■ Goal
Retype each record shown below, leaving every character as it is.

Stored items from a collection
*****
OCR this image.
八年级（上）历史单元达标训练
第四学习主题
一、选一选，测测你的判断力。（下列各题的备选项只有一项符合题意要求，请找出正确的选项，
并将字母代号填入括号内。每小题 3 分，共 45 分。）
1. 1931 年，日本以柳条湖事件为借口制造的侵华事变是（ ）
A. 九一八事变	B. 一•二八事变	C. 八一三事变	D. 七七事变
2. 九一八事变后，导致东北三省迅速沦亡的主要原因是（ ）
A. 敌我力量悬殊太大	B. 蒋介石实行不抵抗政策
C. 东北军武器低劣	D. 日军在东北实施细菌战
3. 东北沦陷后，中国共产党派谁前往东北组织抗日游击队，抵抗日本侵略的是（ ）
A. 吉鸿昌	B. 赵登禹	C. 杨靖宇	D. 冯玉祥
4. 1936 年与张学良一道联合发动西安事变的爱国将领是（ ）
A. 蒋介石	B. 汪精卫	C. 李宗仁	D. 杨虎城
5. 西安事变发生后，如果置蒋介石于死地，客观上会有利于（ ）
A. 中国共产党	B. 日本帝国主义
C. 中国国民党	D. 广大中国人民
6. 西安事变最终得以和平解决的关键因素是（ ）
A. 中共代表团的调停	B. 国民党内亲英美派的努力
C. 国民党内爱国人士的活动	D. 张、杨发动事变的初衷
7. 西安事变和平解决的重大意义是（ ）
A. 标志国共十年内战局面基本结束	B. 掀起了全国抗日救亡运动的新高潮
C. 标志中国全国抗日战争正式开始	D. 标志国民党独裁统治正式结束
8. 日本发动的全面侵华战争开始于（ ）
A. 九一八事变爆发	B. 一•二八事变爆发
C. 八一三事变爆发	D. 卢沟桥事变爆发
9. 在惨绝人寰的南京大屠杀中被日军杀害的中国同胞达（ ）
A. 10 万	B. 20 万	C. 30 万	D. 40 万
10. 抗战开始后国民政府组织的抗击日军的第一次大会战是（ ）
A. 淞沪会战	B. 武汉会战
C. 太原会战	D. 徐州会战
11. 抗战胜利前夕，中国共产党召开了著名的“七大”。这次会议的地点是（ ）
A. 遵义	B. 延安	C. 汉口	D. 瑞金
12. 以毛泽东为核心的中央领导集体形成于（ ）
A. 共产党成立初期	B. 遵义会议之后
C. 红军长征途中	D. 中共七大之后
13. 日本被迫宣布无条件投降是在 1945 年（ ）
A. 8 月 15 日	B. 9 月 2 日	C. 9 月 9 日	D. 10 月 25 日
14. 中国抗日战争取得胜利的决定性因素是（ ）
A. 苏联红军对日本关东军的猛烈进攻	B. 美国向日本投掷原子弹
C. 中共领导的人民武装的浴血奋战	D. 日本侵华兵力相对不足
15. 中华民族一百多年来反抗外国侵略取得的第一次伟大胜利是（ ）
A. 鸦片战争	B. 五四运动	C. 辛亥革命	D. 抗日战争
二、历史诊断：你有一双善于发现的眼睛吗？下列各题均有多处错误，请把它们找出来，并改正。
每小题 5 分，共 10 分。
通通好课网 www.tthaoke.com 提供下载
*****
■ Result of this exercise
OCR this image.
八年级（上）历史单元达标训练
第四学习主题
一、选一选，测测你的判断力。（下列各题的备选项只有一项符合题意要求，请找出正确的选项，
并将字母代号填入括号内。每小题 3 分，共 45 分。）
1. 1931 年，日本以柳条湖事件为借口制造的侵华事变是（ ）
A. 九一八事变	B. 一•二八事变	C. 八一三事变	D. 七七事变
2. 九一八事变后，导致东北三省迅速沦亡的主要原因是（ ）
A. 敌我力量悬殊太大	B. 蒋介石实行不抵抗政策
C. 东北军武器低劣	D. 日军在东北实施细菌战
3. 东北沦陷后，中国共产党派谁前往东北组织抗日游击队，抵抗日本侵略的是（ ）
A. 吉鸿昌	B. 赵登禹	C. 杨靖宇	D. 冯玉祥
4. 1936 年与张学良一道联合发动西安事变的爱国将领是（ ）
A. 蒋介石	B. 汪精卫	C. 李宗仁	D. 杨虎城
5. 西安事变发生后，如果置蒋介石于死地，客观上会有利于（ ）
A. 中国共产党	B. 日本帝国主义
C. 中国国民党	D. 广大中国人民
6. 西安事变最终得以和平解决的关键因素是（ ）
A. 中共代表团的调停	B. 国民党内亲英美派的努力
C. 国民党内爱国人士的活动	D. 张、杨发动事变的初衷
7. 西安事变和平解决的重大意义是（ ）
A. 标志国共十年内战局面基本结束	B. 掀起了全国抗日救亡运动的新高潮
C. 标志中国全国抗日战争正式开始	D. 标志国民党独裁统治正式结束
8. 日本发动的全面侵华战争开始于（ ）
A. 九一八事变爆发	B. 一•二八事变爆发
C. 八一三事变爆发	D. 卢沟桥事变爆发
9. 在惨绝人寰的南京大屠杀中被日军杀害的中国同胞达（ ）
A. 10 万	B. 20 万	C. 30 万	D. 40 万
10. 抗战开始后国民政府组织的抗击日军的第一次大会战是（ ）
A. 淞沪会战	B. 武汉会战
C. 太原会战	D. 徐州会战
11. 抗战胜利前夕，中国共产党召开了著名的“七大”。这次会议的地点是（ ）
A. 遵义	B. 延安	C. 汉口	D. 瑞金
12. 以毛泽东为核心的中央领导集体形成于（ ）
A. 共产党成立初期	B. 遵义会议之后
C. 红军长征途中	D. 中共七大之后
13. 日本被迫宣布无条件投降是在 1945 年（ ）
A. 8 月 15 日	B. 9 月 2 日	C. 9 月 9 日	D. 10 月 25 日
14. 中国抗日战争取得胜利的决定性因素是（ ）
A. 苏联红军对日本关东军的猛烈进攻	B. 美国向日本投掷原子弹
C. 中共领导的人民武装的浴血奋战	D. 日本侵华兵力相对不足
15. 中华民族一百多年来反抗外国侵略取得的第一次伟大胜利是（ ）
A. 鸦片战争	B. 五四运动	C. 辛亥革命	D. 抗日战争
二、历史诊断：你有一双善于发现的眼睛吗？下列各题均有多处错误，请把它们找出来，并改正。
每小题 5 分，共 10 分。
通通好课网 www.tthaoke.com 提供下载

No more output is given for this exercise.